### Aim of the exercise
What is needed is an exact repeat of the lines from the line containing "Read out every word on this page." through the final line of the entries below, and nothing else.

:: Records supplied ::

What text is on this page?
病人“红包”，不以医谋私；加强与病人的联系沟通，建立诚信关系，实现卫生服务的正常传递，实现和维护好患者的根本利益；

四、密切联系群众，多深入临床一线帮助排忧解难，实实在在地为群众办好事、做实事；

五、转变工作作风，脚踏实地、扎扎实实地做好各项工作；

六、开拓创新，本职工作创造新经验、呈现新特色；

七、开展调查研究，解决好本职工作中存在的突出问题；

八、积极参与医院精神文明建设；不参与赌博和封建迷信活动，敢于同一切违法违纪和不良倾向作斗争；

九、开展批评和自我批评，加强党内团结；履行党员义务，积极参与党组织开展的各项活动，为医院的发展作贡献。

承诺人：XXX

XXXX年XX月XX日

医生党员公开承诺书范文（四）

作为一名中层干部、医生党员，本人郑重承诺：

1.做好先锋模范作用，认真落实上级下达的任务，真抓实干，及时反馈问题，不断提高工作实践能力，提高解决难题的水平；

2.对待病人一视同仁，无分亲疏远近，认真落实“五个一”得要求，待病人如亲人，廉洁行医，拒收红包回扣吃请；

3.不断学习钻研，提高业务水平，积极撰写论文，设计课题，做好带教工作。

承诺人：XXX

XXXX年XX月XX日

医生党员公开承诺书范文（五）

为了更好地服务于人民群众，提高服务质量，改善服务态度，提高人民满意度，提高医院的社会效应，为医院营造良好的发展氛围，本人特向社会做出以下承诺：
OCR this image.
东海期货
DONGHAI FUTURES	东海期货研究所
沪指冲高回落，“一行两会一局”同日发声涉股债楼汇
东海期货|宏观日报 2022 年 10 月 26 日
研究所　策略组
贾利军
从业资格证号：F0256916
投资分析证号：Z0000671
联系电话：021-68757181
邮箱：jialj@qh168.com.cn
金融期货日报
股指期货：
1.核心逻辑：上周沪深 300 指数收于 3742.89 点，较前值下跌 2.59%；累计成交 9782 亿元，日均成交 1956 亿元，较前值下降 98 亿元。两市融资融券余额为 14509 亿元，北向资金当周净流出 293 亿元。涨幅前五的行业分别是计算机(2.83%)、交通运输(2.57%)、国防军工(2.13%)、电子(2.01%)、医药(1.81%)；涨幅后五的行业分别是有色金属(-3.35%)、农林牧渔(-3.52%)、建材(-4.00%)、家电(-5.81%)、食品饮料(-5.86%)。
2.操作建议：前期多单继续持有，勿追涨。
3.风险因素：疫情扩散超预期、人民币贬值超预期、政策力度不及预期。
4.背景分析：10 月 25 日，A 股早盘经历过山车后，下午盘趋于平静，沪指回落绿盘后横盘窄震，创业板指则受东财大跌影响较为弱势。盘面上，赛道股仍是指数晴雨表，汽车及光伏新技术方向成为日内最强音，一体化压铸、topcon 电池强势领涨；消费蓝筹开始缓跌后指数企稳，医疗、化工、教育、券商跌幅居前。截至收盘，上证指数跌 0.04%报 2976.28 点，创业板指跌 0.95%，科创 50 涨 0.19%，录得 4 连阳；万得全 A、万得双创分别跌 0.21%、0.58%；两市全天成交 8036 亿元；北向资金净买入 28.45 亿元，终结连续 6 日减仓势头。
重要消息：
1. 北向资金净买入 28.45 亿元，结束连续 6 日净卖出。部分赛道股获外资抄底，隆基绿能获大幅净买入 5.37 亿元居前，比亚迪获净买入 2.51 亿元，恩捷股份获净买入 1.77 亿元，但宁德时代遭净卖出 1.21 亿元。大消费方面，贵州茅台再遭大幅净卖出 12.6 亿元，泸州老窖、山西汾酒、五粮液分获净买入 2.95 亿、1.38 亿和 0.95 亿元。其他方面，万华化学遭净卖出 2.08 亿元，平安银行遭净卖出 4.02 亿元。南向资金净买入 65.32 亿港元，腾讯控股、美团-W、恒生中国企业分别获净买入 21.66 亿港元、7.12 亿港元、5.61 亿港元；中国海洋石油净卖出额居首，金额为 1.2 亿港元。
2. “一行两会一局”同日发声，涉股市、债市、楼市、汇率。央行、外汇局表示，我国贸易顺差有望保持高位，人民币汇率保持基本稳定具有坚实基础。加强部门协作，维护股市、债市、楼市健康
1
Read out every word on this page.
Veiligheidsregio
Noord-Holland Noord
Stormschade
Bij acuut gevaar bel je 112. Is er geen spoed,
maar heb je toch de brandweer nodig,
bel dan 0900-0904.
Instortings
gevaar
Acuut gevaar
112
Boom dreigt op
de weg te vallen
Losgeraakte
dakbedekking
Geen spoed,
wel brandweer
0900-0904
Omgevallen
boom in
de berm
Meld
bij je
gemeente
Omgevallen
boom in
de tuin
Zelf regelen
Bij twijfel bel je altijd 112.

:::

### Full output
Read out every word on this page.
Veiligheidsregio
Noord-Holland Noord
Stormschade
Bij acuut gevaar bel je 112. Is er geen spoed,
maar heb je toch de brandweer nodig,
bel dan 0900-0904.
Instortings
gevaar
Acuut gevaar
112
Boom dreigt op
de weg te vallen
Losgeraakte
dakbedekking
Geen spoed,
wel brandweer
0900-0904
Omgevallen
boom in
de berm
Meld
bij je
gemeente
Omgevallen
boom in
de tuin
Zelf regelen
Bij twijfel bel je altijd 112.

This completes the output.